◆ Stored records
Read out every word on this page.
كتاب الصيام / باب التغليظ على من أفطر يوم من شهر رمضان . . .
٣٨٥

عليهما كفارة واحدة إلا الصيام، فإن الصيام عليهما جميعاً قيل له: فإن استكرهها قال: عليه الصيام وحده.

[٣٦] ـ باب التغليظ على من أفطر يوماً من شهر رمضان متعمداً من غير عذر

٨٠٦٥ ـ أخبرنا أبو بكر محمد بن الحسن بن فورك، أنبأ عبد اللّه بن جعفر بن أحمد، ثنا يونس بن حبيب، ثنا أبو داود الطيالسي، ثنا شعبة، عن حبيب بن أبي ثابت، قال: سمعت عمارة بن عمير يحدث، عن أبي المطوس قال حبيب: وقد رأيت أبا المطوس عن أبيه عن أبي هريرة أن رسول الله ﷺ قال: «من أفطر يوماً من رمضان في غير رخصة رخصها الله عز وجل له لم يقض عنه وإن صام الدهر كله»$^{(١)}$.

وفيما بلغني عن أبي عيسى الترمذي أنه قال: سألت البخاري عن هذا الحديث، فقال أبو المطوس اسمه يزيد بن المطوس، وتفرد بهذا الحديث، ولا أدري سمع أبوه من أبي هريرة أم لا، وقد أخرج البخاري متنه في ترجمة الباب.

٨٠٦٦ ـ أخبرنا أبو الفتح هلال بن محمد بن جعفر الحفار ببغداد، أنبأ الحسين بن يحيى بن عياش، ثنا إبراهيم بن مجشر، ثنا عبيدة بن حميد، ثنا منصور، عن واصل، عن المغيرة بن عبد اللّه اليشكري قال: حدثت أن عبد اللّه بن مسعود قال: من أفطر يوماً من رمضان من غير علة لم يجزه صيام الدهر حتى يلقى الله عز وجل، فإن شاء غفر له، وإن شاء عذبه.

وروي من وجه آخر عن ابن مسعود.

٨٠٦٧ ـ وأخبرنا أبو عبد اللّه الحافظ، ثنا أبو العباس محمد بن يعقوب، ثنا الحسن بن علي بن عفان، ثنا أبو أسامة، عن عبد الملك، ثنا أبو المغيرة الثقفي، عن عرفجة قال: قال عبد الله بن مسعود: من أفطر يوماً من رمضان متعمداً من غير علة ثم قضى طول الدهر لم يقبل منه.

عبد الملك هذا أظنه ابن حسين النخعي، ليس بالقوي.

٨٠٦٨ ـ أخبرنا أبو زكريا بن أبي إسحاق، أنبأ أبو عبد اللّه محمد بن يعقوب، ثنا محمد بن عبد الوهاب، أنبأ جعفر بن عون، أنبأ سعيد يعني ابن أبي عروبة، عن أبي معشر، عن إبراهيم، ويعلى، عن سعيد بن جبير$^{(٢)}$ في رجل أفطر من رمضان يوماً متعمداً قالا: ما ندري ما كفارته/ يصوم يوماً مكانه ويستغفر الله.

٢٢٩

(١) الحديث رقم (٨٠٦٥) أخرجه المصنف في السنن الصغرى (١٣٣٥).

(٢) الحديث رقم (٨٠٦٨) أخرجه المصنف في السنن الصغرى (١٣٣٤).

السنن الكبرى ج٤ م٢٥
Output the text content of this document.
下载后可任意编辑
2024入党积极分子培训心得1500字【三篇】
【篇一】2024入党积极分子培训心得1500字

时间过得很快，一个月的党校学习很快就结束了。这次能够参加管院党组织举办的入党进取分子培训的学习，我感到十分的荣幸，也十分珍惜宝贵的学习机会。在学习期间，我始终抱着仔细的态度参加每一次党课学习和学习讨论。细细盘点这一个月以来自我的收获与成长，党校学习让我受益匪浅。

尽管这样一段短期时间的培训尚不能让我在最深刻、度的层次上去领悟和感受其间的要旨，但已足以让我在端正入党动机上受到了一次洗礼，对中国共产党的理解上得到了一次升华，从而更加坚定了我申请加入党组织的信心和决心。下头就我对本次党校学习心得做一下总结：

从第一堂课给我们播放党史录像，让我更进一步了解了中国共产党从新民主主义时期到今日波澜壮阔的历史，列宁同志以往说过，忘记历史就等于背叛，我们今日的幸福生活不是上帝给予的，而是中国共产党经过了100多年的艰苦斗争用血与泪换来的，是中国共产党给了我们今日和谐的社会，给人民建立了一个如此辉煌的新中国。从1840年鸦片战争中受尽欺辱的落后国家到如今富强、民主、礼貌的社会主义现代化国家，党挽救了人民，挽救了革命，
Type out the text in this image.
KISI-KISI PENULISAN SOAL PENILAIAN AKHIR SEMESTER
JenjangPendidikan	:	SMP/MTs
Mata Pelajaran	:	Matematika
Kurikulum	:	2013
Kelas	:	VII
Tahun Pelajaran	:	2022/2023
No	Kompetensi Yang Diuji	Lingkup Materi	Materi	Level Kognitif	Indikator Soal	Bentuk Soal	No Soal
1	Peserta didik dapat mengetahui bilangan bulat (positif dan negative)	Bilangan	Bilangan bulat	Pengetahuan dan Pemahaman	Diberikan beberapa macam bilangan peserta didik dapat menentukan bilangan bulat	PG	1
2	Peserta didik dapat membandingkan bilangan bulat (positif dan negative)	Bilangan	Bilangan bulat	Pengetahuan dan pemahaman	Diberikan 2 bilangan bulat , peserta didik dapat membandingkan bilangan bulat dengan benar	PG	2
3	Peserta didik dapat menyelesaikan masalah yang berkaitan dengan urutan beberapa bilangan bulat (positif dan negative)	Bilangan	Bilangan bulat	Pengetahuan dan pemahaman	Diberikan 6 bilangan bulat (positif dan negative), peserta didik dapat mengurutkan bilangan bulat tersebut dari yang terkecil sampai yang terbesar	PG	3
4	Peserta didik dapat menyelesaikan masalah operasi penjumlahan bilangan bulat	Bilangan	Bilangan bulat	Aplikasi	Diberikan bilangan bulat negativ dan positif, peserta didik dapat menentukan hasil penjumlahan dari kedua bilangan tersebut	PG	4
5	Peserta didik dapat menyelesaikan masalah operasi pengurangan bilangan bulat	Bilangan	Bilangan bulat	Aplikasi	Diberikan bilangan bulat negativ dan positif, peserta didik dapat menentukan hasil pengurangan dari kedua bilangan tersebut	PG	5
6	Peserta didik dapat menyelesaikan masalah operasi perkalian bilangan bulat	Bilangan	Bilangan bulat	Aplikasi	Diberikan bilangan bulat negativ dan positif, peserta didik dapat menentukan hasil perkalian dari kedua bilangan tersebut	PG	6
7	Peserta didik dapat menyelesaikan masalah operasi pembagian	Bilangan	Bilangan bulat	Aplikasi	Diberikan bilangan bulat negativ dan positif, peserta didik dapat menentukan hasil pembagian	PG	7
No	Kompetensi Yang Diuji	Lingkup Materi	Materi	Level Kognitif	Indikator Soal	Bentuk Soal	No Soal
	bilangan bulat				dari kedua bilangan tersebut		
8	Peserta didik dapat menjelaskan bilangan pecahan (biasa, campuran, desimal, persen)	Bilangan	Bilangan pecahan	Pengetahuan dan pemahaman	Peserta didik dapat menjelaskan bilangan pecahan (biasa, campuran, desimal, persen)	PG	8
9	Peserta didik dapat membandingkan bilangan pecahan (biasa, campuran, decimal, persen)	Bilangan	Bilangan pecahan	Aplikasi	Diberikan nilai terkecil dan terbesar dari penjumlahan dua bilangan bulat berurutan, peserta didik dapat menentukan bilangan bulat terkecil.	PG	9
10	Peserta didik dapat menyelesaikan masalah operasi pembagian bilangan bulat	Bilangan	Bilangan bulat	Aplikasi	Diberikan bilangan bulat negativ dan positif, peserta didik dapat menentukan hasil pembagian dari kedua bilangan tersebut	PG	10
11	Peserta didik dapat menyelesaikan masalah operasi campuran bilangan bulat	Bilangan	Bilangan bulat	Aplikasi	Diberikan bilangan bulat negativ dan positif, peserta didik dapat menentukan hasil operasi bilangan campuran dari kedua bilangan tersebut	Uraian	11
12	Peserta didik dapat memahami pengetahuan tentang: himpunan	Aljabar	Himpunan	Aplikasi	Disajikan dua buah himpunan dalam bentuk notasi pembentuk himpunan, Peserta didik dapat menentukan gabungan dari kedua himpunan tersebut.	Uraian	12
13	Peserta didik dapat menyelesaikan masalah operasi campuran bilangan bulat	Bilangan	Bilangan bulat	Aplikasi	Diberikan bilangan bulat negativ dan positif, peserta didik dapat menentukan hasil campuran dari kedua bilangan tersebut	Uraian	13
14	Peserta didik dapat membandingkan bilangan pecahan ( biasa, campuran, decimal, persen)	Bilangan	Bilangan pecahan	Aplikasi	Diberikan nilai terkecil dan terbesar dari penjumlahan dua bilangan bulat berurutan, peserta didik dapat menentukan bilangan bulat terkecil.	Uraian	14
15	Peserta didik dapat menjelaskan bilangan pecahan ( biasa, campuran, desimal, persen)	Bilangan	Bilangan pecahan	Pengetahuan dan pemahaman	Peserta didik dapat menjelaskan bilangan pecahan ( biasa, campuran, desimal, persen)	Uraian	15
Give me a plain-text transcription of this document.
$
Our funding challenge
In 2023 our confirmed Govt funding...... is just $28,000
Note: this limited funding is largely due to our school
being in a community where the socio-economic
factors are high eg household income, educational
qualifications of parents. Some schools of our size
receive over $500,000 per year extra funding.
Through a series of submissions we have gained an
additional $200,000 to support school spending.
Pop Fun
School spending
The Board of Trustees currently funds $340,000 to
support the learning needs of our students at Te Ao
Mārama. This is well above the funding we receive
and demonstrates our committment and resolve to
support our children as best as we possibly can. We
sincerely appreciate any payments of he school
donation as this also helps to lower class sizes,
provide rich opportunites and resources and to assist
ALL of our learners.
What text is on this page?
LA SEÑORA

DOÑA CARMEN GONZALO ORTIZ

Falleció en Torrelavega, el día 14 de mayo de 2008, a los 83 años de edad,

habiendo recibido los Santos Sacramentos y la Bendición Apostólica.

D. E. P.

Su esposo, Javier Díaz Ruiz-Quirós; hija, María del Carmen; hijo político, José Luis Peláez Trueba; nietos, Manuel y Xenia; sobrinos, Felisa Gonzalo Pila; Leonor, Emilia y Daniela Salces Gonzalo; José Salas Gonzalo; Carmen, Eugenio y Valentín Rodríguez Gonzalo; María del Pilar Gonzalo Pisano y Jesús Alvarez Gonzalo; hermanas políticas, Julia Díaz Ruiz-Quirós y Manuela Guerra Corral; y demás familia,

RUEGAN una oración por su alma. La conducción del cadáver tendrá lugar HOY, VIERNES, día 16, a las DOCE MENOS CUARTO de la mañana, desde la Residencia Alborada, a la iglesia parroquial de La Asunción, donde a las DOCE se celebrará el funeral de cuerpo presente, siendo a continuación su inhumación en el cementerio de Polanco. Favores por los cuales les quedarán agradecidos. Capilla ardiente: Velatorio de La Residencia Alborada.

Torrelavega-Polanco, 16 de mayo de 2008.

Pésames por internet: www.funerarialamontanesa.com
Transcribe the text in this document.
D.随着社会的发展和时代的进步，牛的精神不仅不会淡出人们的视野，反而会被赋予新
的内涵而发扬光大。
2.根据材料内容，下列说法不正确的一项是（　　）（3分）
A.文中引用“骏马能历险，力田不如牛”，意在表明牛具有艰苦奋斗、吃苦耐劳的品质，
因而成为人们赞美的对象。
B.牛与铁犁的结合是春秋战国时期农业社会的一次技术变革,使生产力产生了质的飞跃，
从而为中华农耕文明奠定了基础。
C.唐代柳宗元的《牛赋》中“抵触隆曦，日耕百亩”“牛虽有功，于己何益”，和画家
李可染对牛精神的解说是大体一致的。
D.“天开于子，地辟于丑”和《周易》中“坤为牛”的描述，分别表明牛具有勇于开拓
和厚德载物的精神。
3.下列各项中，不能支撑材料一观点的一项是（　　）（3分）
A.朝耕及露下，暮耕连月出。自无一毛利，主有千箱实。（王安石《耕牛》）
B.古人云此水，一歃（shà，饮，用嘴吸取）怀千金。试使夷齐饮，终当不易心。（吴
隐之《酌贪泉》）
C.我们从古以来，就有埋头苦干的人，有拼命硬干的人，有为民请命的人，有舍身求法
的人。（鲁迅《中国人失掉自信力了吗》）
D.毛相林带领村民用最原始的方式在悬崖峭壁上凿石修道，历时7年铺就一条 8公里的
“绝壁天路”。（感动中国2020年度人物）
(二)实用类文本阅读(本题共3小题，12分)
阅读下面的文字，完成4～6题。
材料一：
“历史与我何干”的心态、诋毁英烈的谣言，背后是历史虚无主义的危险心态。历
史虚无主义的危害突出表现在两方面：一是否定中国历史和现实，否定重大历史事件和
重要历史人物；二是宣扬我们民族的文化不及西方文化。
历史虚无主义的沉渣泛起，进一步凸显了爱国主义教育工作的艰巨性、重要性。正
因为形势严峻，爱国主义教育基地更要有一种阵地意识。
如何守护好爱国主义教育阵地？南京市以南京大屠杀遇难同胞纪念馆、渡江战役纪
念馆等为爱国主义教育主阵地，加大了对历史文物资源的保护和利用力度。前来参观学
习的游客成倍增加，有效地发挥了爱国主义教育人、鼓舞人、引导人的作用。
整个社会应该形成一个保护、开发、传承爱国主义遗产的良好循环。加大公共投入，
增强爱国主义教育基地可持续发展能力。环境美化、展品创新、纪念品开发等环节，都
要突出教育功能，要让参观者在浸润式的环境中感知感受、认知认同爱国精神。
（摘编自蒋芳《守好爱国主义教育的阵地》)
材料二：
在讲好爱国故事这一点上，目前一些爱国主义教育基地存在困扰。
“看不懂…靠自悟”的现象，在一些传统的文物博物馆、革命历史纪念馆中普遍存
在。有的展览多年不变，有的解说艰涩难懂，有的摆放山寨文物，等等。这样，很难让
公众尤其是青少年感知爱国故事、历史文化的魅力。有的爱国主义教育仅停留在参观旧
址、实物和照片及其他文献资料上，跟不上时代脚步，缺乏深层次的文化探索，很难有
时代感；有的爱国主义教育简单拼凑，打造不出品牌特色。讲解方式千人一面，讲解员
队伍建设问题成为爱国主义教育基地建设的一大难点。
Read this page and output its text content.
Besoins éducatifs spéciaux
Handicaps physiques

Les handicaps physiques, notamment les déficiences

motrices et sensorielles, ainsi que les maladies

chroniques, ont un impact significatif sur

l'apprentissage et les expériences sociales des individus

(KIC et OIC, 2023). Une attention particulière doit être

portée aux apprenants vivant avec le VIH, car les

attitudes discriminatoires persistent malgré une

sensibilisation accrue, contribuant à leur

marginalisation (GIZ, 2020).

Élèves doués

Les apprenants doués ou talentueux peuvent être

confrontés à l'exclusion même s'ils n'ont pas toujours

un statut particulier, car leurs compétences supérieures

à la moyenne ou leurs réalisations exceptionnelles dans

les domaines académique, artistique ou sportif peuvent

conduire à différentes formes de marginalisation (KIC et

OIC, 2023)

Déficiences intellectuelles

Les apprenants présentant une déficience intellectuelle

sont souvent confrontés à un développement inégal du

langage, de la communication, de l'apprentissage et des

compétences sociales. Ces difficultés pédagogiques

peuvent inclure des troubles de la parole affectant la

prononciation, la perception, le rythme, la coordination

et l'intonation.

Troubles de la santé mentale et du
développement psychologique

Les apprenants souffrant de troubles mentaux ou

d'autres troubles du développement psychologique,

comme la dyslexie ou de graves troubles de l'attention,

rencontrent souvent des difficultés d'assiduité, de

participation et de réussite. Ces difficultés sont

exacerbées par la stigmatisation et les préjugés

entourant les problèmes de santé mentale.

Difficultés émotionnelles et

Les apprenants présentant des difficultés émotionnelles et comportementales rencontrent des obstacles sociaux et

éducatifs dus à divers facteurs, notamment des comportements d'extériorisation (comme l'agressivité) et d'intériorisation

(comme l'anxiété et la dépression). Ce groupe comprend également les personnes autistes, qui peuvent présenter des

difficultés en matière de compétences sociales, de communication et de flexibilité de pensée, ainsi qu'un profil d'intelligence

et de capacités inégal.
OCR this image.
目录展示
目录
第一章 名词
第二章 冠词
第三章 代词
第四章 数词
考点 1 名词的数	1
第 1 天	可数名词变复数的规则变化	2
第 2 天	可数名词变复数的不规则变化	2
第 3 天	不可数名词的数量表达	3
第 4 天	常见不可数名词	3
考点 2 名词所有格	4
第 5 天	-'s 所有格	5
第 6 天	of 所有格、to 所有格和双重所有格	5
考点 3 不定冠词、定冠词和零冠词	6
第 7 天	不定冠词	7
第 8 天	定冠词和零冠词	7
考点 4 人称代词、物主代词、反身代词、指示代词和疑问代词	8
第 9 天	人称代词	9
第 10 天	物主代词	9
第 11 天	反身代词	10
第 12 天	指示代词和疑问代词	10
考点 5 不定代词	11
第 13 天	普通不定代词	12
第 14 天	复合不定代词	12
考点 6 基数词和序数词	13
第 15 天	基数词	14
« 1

◆ Exercise description
Using the material above, reproduce exactly the line that contains "OCR this image." and all lines after it through the last one, and only those.

◆ Exercise output
OCR this image.
目录展示
目录
第一章 名词
第二章 冠词
第三章 代词
第四章 数词
考点 1 名词的数	1
第 1 天	可数名词变复数的规则变化	2
第 2 天	可数名词变复数的不规则变化	2
第 3 天	不可数名词的数量表达	3
第 4 天	常见不可数名词	3
考点 2 名词所有格	4
第 5 天	-'s 所有格	5
第 6 天	of 所有格、to 所有格和双重所有格	5
考点 3 不定冠词、定冠词和零冠词	6
第 7 天	不定冠词	7
第 8 天	定冠词和零冠词	7
考点 4 人称代词、物主代词、反身代词、指示代词和疑问代词	8
第 9 天	人称代词	9
第 10 天	物主代词	9
第 11 天	反身代词	10
第 12 天	指示代词和疑问代词	10
考点 5 不定代词	11
第 13 天	普通不定代词	12
第 14 天	复合不定代词	12
考点 6 基数词和序数词	13
第 15 天	基数词	14
« 1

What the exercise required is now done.